▶ **Exercise instructions**
Find the lines that include the string "grid" and report how many there are. Give no other text.

▶ **Materials provided**

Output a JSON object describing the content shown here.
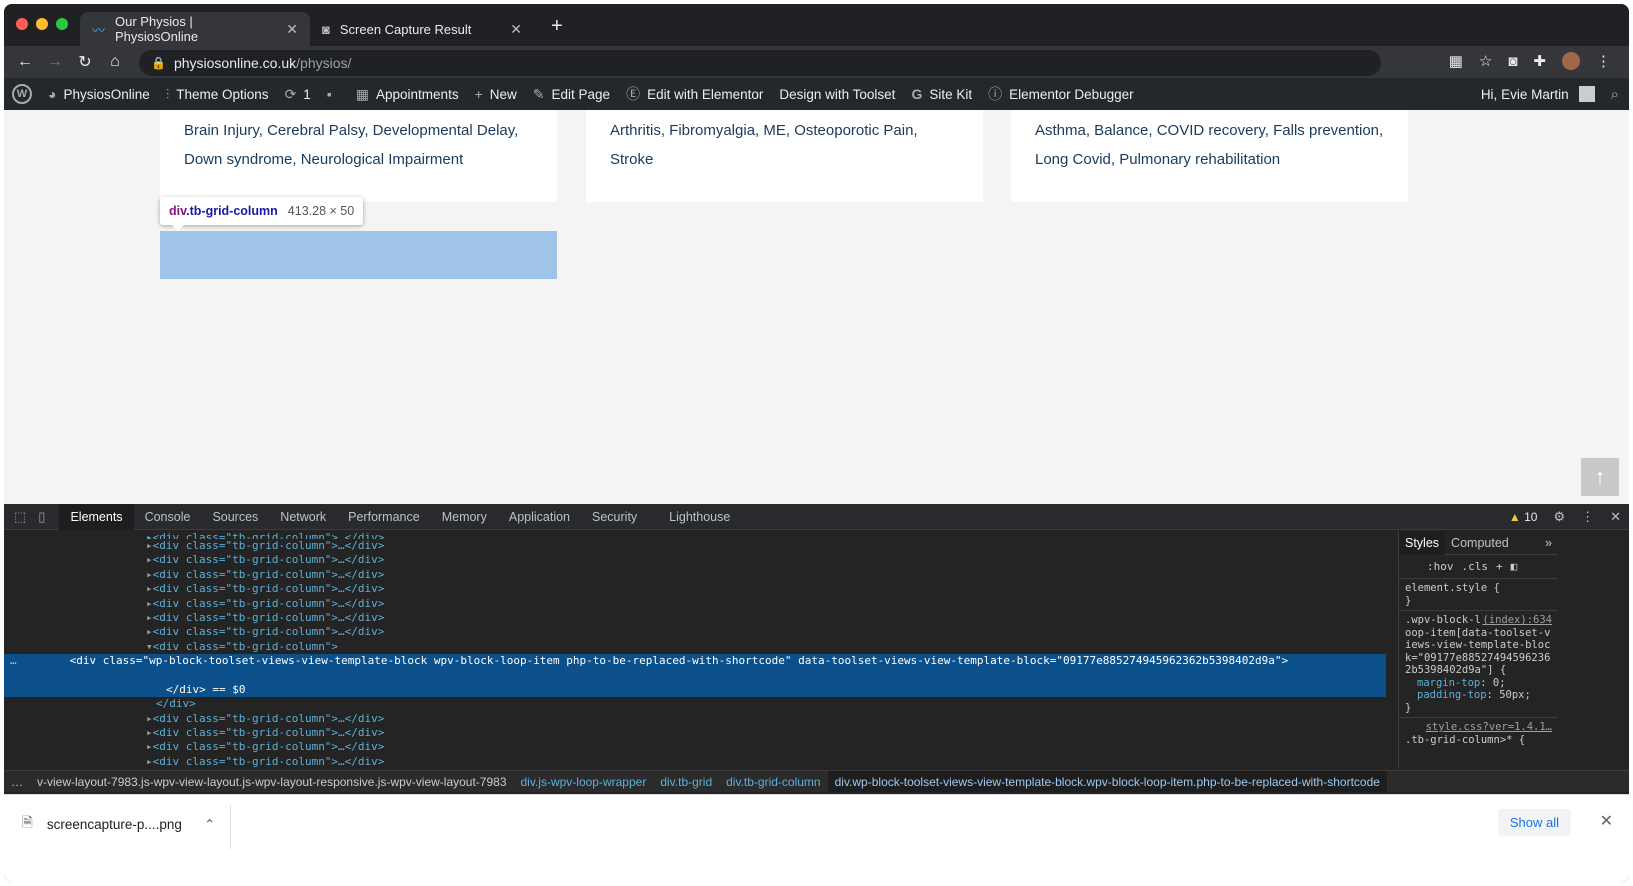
{
  "browser": {
    "tabs": [
      {
        "title": "Our Physios | PhysiosOnline",
        "active": true
      },
      {
        "title": "Screen Capture Result",
        "active": false
      }
    ],
    "url_host": "physiosonline.co.uk",
    "url_path": "/physios/"
  },
  "adminbar": {
    "site_name": "PhysiosOnline",
    "theme_options": "Theme Options",
    "updates_count": "1",
    "appointments": "Appointments",
    "new": "New",
    "edit_page": "Edit Page",
    "edit_elementor": "Edit with Elementor",
    "design_toolset": "Design with Toolset",
    "site_kit": "Site Kit",
    "elementor_debugger": "Elementor Debugger",
    "greeting": "Hi, Evie Martin"
  },
  "page": {
    "cards": [
      {
        "line1": "Brain Injury, Cerebral Palsy, Developmental Delay,",
        "line2": "Down syndrome, Neurological Impairment"
      },
      {
        "line1": "Arthritis, Fibromyalgia, ME, Osteoporotic Pain, Stroke",
        "line2": ""
      },
      {
        "line1": "Asthma, Balance, COVID recovery, Falls prevention,",
        "line2": "Long Covid, Pulmonary rehabilitation"
      }
    ],
    "tooltip": {
      "tag": "div",
      "cls": ".tb-grid-column",
      "dims": "413.28 × 50"
    }
  },
  "devtools": {
    "tabs": [
      "Elements",
      "Console",
      "Sources",
      "Network",
      "Performance",
      "Memory",
      "Application",
      "Security",
      "Lighthouse"
    ],
    "active_tab": "Elements",
    "warnings": "10",
    "elements_lines": {
      "collapsed_div": "<div class=\"tb-grid-column\">…</div>",
      "open_div": "<div class=\"tb-grid-column\">",
      "selected_div": "<div class=\"wp-block-toolset-views-view-template-block wpv-block-loop-item php-to-be-replaced-with-shortcode\" data-toolset-views-view-template-block=\"09177e885274945962362b5398402d9a\">",
      "selected_close": "</div> == $0",
      "close_div": "</div>"
    },
    "styles": {
      "tabs": [
        "Styles",
        "Computed"
      ],
      "hov": ":hov",
      "cls": ".cls",
      "element_style": "element.style {",
      "close_brace": "}",
      "rule_selector": ".wpv-block-loop-item[data-toolset-views-view-template-block=\"09177e885274945962362b5398402d9a\"] {",
      "rule_source": "(index):634",
      "decl1_prop": "margin-top",
      "decl1_val": "0;",
      "decl2_prop": "padding-top",
      "decl2_val": "50px;",
      "next_source": "style.css?ver=1.4.1…",
      "next_selector": ".tb-grid-column>* {"
    },
    "breadcrumb": [
      "…",
      "v-view-layout-7983.js-wpv-view-layout.js-wpv-layout-responsive.js-wpv-view-layout-7983",
      "div.js-wpv-loop-wrapper",
      "div.tb-grid",
      "div.tb-grid-column",
      "div.wp-block-toolset-views-view-template-block.wpv-block-loop-item.php-to-be-replaced-with-shortcode"
    ]
  },
  "download": {
    "filename": "screencapture-p....png",
    "show_all": "Show all"
  },
  "colors": {
    "selection": "#0b4f8b",
    "highlight": "#9fc4e7",
    "adminbar": "#23282d"
  }
}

▶ **Exercise answer**
6